> [Directive]: From the listing below, extract every line in which the word "Proxy" appears.

> [Data in this exercise]:
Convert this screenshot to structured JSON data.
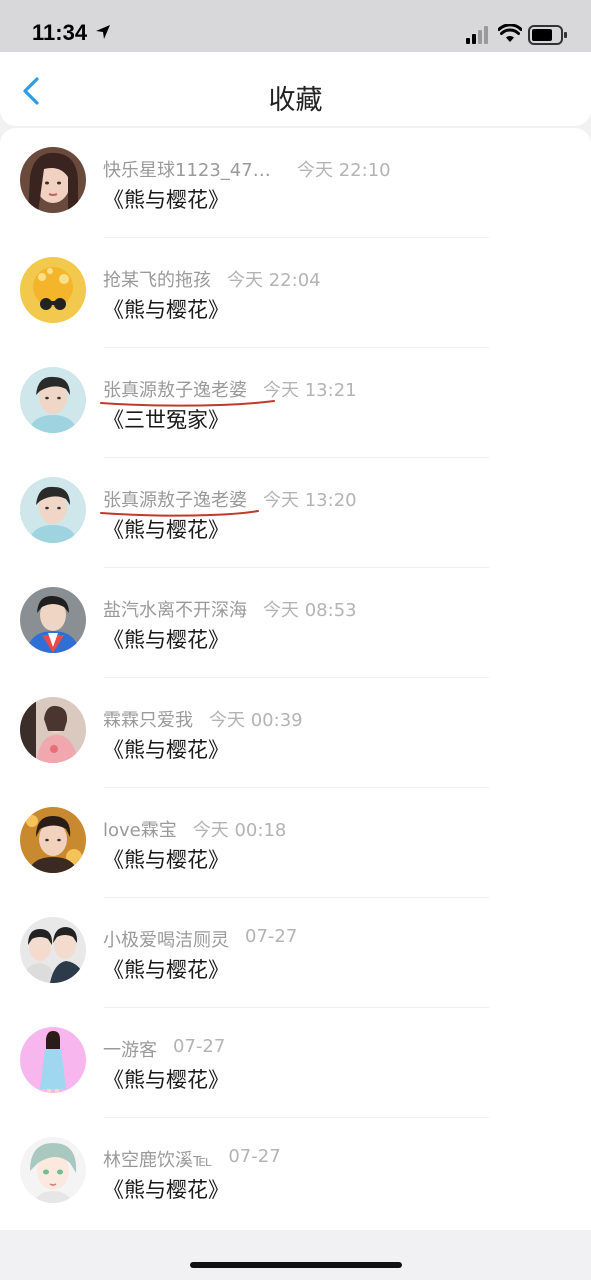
{
  "status_bar": {
    "time": "11:34"
  },
  "nav": {
    "title": "收藏"
  },
  "favorites": [
    {
      "user": "快乐星球1123_471...",
      "time": "今天 22:10",
      "title": "《熊与樱花》"
    },
    {
      "user": "抢某飞的拖孩",
      "time": "今天 22:04",
      "title": "《熊与樱花》"
    },
    {
      "user": "张真源敖子逸老婆",
      "time": "今天 13:21",
      "title": "《三世冤家》"
    },
    {
      "user": "张真源敖子逸老婆",
      "time": "今天 13:20",
      "title": "《熊与樱花》"
    },
    {
      "user": "盐汽水离不开深海",
      "time": "今天 08:53",
      "title": "《熊与樱花》"
    },
    {
      "user": "霖霖只爱我",
      "time": "今天 00:39",
      "title": "《熊与樱花》"
    },
    {
      "user": "love霖宝",
      "time": "今天 00:18",
      "title": "《熊与樱花》"
    },
    {
      "user": "小极爱喝洁厕灵",
      "time": "07-27",
      "title": "《熊与樱花》"
    },
    {
      "user": "一游客",
      "time": "07-27",
      "title": "《熊与樱花》"
    },
    {
      "user": "林空鹿饮溪℡",
      "time": "07-27",
      "title": "《熊与樱花》"
    }
  ]
}
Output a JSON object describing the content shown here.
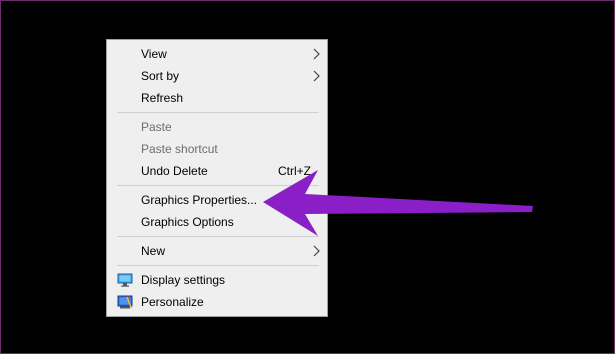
{
  "context_menu": {
    "items": {
      "view": {
        "label": "View"
      },
      "sort_by": {
        "label": "Sort by"
      },
      "refresh": {
        "label": "Refresh"
      },
      "paste": {
        "label": "Paste"
      },
      "paste_shortcut": {
        "label": "Paste shortcut"
      },
      "undo_delete": {
        "label": "Undo Delete",
        "shortcut": "Ctrl+Z"
      },
      "graphics_properties": {
        "label": "Graphics Properties..."
      },
      "graphics_options": {
        "label": "Graphics Options"
      },
      "new": {
        "label": "New"
      },
      "display_settings": {
        "label": "Display settings",
        "icon": "monitor-icon"
      },
      "personalize": {
        "label": "Personalize",
        "icon": "personalize-icon"
      }
    }
  },
  "colors": {
    "background": "#000000",
    "menu_background": "#efefef",
    "disabled_text": "#6d6d6d",
    "annotation_arrow": "#8a1fc7"
  }
}
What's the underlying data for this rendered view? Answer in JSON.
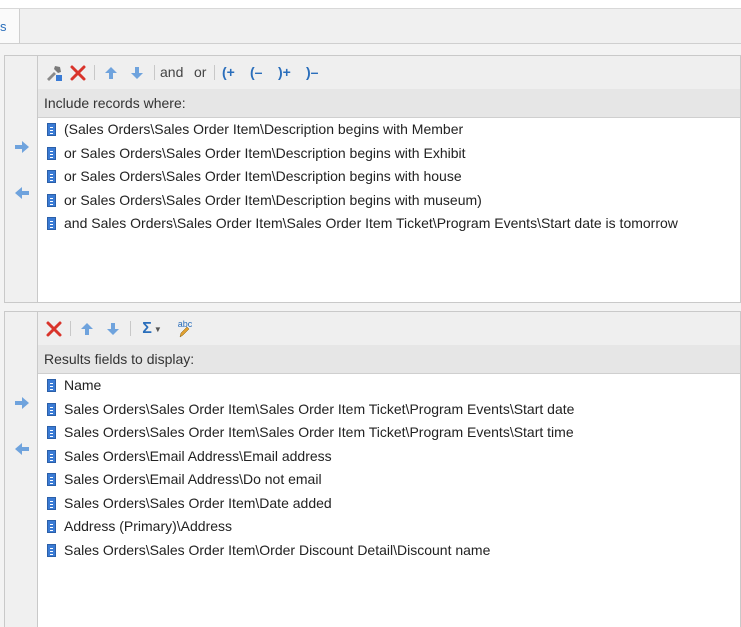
{
  "tab": {
    "label": "s"
  },
  "criteria": {
    "toolbar": {
      "and_label": "and",
      "or_label": "or",
      "open_paren": "(+",
      "close_open": "(–",
      "close_paren": ")+",
      "remove_paren": ")–"
    },
    "header": "Include records where:",
    "items": [
      "(Sales Orders\\Sales Order Item\\Description begins with Member",
      "or Sales Orders\\Sales Order Item\\Description begins with Exhibit",
      "or Sales Orders\\Sales Order Item\\Description begins with house",
      "or Sales Orders\\Sales Order Item\\Description begins with museum)",
      "and Sales Orders\\Sales Order Item\\Sales Order Item Ticket\\Program Events\\Start date is tomorrow"
    ]
  },
  "results": {
    "toolbar": {
      "sum_label": "Σ",
      "rename_label": "abc"
    },
    "header": "Results fields to display:",
    "items": [
      "Name",
      "Sales Orders\\Sales Order Item\\Sales Order Item Ticket\\Program Events\\Start date",
      "Sales Orders\\Sales Order Item\\Sales Order Item Ticket\\Program Events\\Start time",
      "Sales Orders\\Email Address\\Email address",
      "Sales Orders\\Email Address\\Do not email",
      "Sales Orders\\Sales Order Item\\Date added",
      "Address (Primary)\\Address",
      "Sales Orders\\Sales Order Item\\Order Discount Detail\\Discount name"
    ]
  },
  "colors": {
    "accent": "#2a6ebb",
    "delete": "#d9342b",
    "arrow": "#6fa3dd"
  }
}
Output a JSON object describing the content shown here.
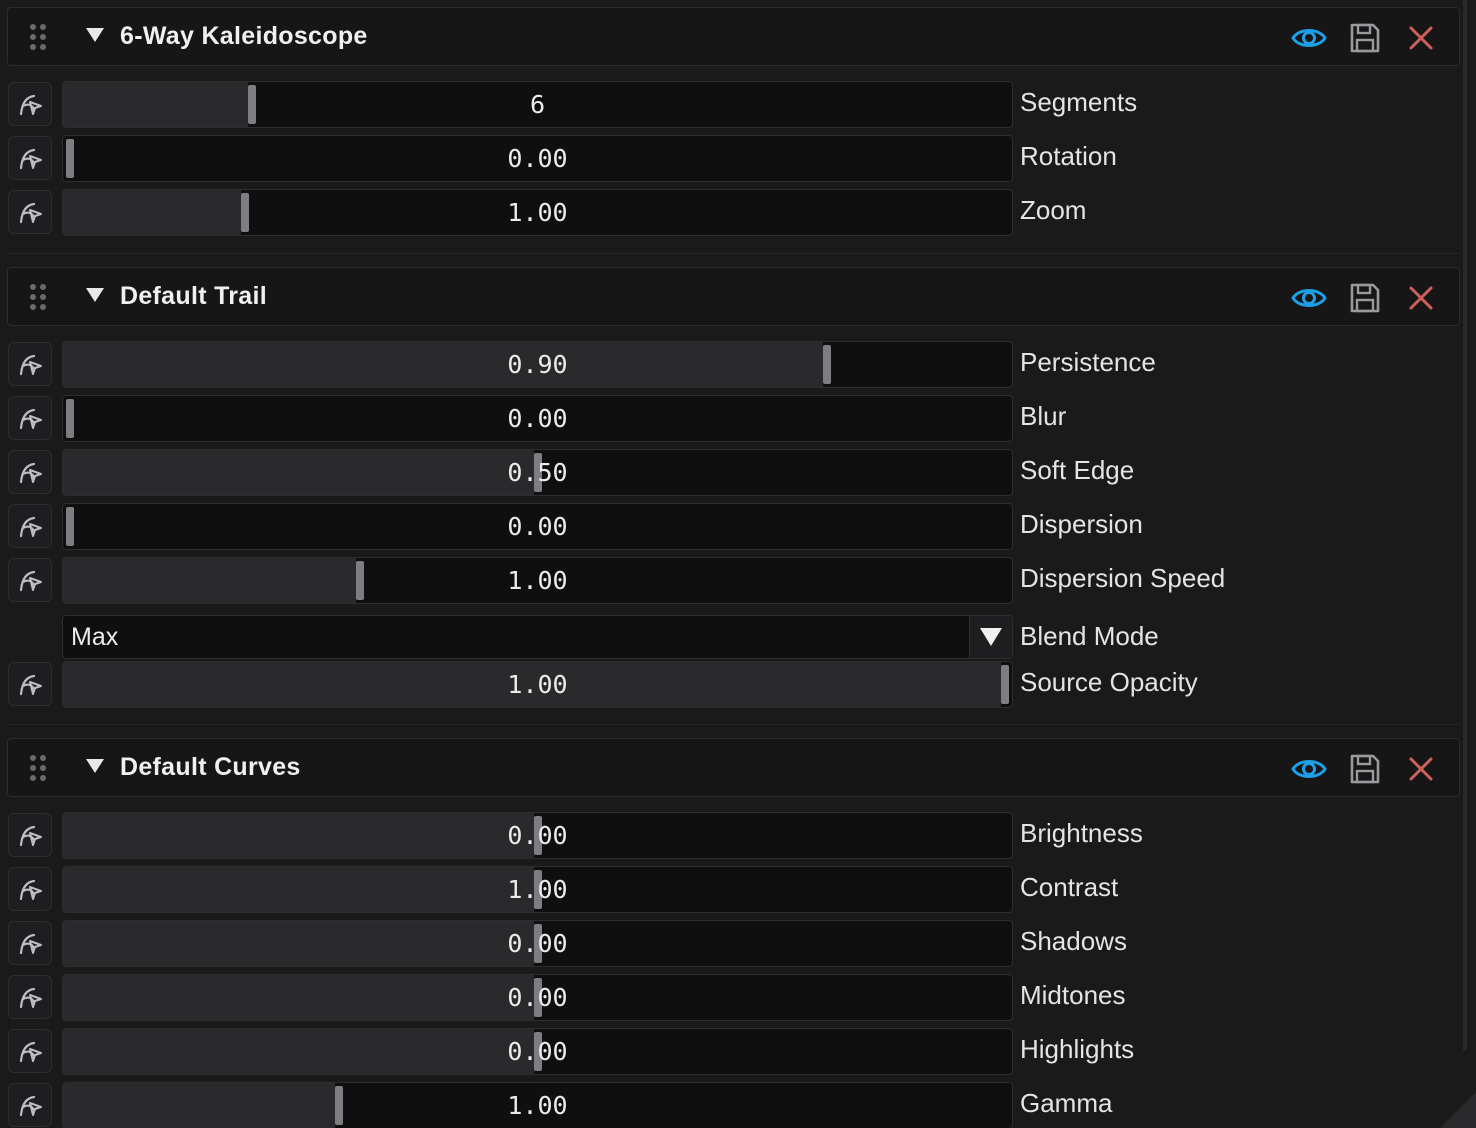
{
  "colors": {
    "eye": "#1e9fe6",
    "save": "#9a9a9e",
    "close": "#d0605a"
  },
  "icons": {
    "drag": "drag-handle-icon",
    "collapse": "collapse-triangle-icon",
    "visibility": "eye-icon",
    "save": "save-icon",
    "remove": "close-icon",
    "modulate": "modulate-curve-icon",
    "dropdown": "dropdown-triangle-icon"
  },
  "sections": [
    {
      "title": "6-Way Kaleidoscope",
      "params": [
        {
          "label": "Segments",
          "value": "6",
          "fill": 0.195
        },
        {
          "label": "Rotation",
          "value": "0.00",
          "fill": 0.0
        },
        {
          "label": "Zoom",
          "value": "1.00",
          "fill": 0.187
        }
      ]
    },
    {
      "title": "Default Trail",
      "params": [
        {
          "label": "Persistence",
          "value": "0.90",
          "fill": 0.81
        },
        {
          "label": "Blur",
          "value": "0.00",
          "fill": 0.0
        },
        {
          "label": "Soft Edge",
          "value": "0.50",
          "fill": 0.5
        },
        {
          "label": "Dispersion",
          "value": "0.00",
          "fill": 0.0
        },
        {
          "label": "Dispersion Speed",
          "value": "1.00",
          "fill": 0.31
        },
        {
          "label": "Blend Mode",
          "type": "select",
          "value": "Max"
        },
        {
          "label": "Source Opacity",
          "value": "1.00",
          "fill": 1.0
        }
      ]
    },
    {
      "title": "Default Curves",
      "params": [
        {
          "label": "Brightness",
          "value": "0.00",
          "fill": 0.5
        },
        {
          "label": "Contrast",
          "value": "1.00",
          "fill": 0.5
        },
        {
          "label": "Shadows",
          "value": "0.00",
          "fill": 0.5
        },
        {
          "label": "Midtones",
          "value": "0.00",
          "fill": 0.5
        },
        {
          "label": "Highlights",
          "value": "0.00",
          "fill": 0.5
        },
        {
          "label": "Gamma",
          "value": "1.00",
          "fill": 0.288
        }
      ]
    }
  ]
}
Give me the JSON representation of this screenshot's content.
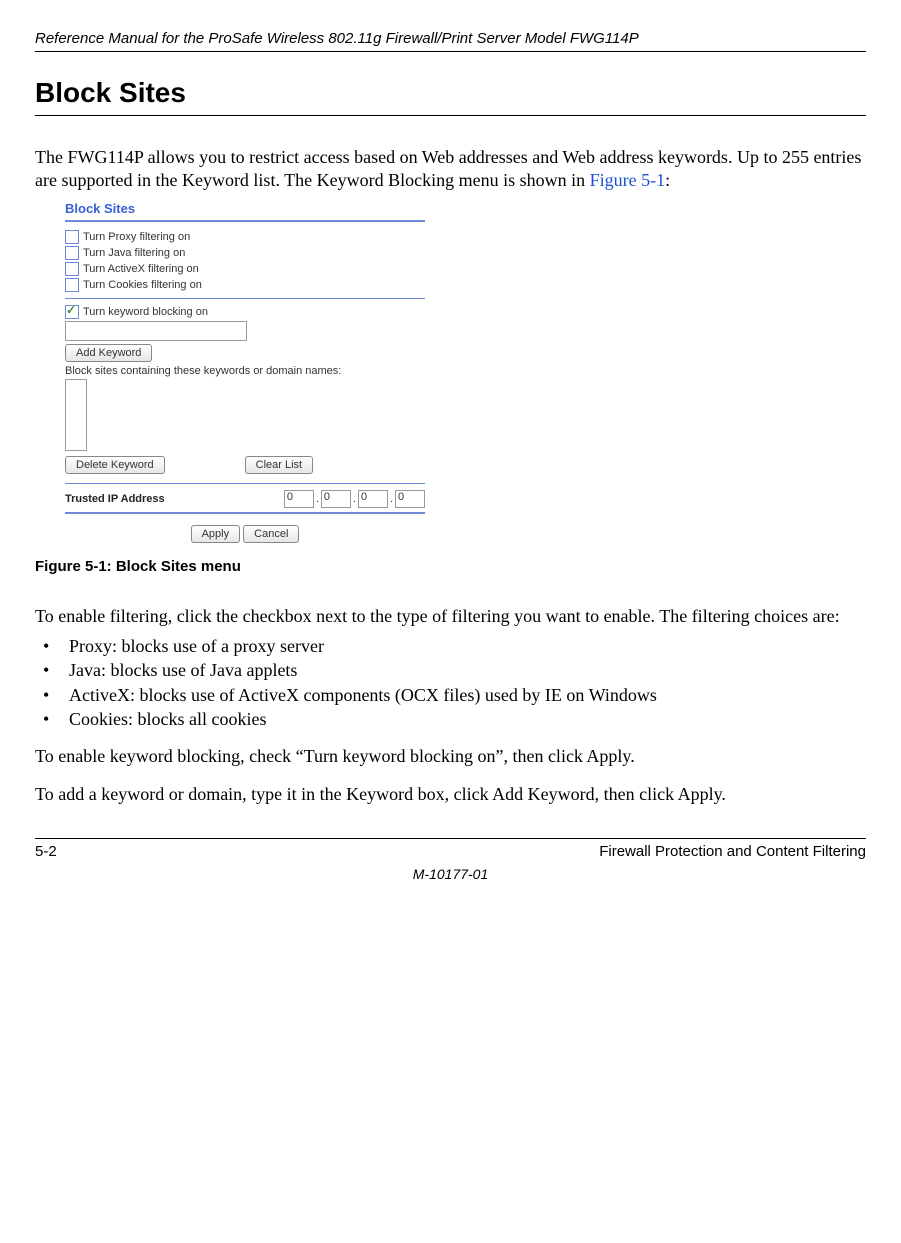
{
  "header": {
    "running_head": "Reference Manual for the ProSafe Wireless 802.11g  Firewall/Print Server Model FWG114P"
  },
  "section": {
    "title": "Block Sites"
  },
  "intro": {
    "para": "The FWG114P allows you to restrict access based on Web addresses and Web address keywords. Up to 255 entries are supported in the Keyword list. The Keyword Blocking menu is shown in ",
    "figref": "Figure 5-1",
    "tail": ":"
  },
  "screenshot": {
    "title": "Block Sites",
    "checkboxes": {
      "proxy": "Turn Proxy filtering on",
      "java": "Turn Java filtering on",
      "activex": "Turn ActiveX filtering on",
      "cookies": "Turn Cookies filtering on",
      "keyword": "Turn keyword blocking on"
    },
    "buttons": {
      "add_keyword": "Add Keyword",
      "delete_keyword": "Delete Keyword",
      "clear_list": "Clear List",
      "apply": "Apply",
      "cancel": "Cancel"
    },
    "labels": {
      "block_sites_containing": "Block sites containing these keywords or domain names:",
      "trusted_ip": "Trusted IP Address"
    },
    "ip": {
      "o1": "0",
      "o2": "0",
      "o3": "0",
      "o4": "0"
    }
  },
  "figure_caption": "Figure 5-1:  Block Sites menu",
  "para2": "To enable filtering, click the checkbox next to the type of filtering you want to enable. The filtering choices are:",
  "bullets": {
    "b1": "Proxy: blocks use of a proxy server",
    "b2": "Java: blocks use of Java applets",
    "b3": "ActiveX: blocks use of ActiveX components (OCX files) used by IE on Windows",
    "b4": "Cookies: blocks all cookies"
  },
  "para3": "To enable keyword blocking, check “Turn keyword blocking on”, then click Apply.",
  "para4": "To add a keyword or domain, type it in the Keyword box, click Add Keyword, then click Apply.",
  "footer": {
    "page": "5-2",
    "chapter": "Firewall Protection and Content Filtering",
    "docnum": "M-10177-01"
  }
}
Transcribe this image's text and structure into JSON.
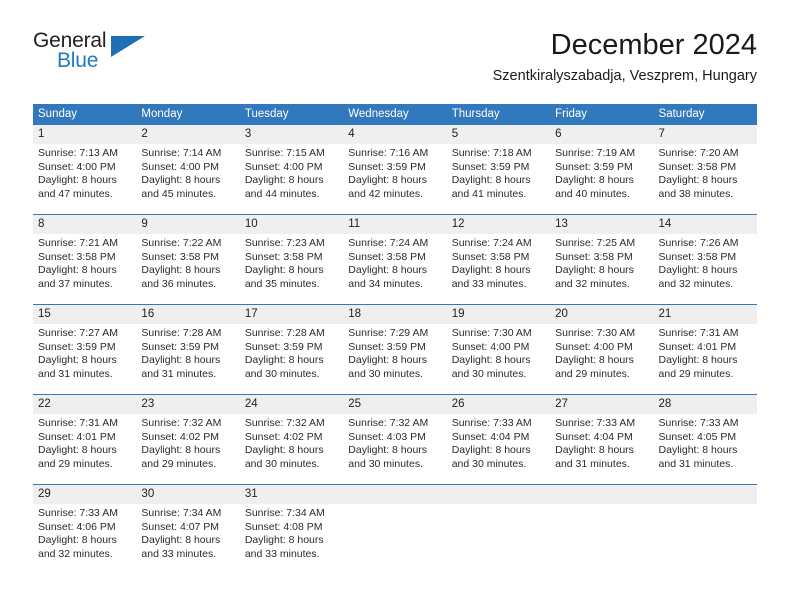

> [Task result]:
      "proxy": "Turn Proxy filtering on",
    "b1": "Proxy: blocks use of a proxy server",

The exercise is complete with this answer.